Problem description = Only the number is wanted: how many lines of these entries contain the word "чайові"?

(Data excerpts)

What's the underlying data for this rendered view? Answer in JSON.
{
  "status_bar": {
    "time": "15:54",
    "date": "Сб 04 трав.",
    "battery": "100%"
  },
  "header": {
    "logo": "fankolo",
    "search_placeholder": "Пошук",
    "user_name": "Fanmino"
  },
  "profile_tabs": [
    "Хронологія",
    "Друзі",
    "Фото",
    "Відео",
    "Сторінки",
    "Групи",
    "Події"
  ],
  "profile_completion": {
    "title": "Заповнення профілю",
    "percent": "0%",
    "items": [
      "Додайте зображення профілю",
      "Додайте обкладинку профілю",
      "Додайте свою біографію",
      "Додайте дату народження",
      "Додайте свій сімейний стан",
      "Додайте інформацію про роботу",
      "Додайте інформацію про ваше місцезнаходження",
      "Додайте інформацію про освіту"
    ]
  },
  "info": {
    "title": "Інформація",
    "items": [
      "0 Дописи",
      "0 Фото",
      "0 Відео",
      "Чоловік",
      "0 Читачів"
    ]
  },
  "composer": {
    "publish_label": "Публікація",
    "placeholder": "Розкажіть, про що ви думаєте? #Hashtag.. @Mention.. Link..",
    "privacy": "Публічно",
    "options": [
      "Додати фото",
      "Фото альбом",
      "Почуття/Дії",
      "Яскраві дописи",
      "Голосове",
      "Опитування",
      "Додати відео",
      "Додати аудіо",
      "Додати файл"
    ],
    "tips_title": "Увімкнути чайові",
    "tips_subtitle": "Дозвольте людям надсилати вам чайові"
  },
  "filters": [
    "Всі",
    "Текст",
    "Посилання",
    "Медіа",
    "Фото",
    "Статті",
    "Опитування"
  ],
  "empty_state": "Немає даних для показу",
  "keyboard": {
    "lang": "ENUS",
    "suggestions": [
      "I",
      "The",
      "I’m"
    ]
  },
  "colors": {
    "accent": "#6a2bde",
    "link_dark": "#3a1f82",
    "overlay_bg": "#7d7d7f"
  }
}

Output of the task = 2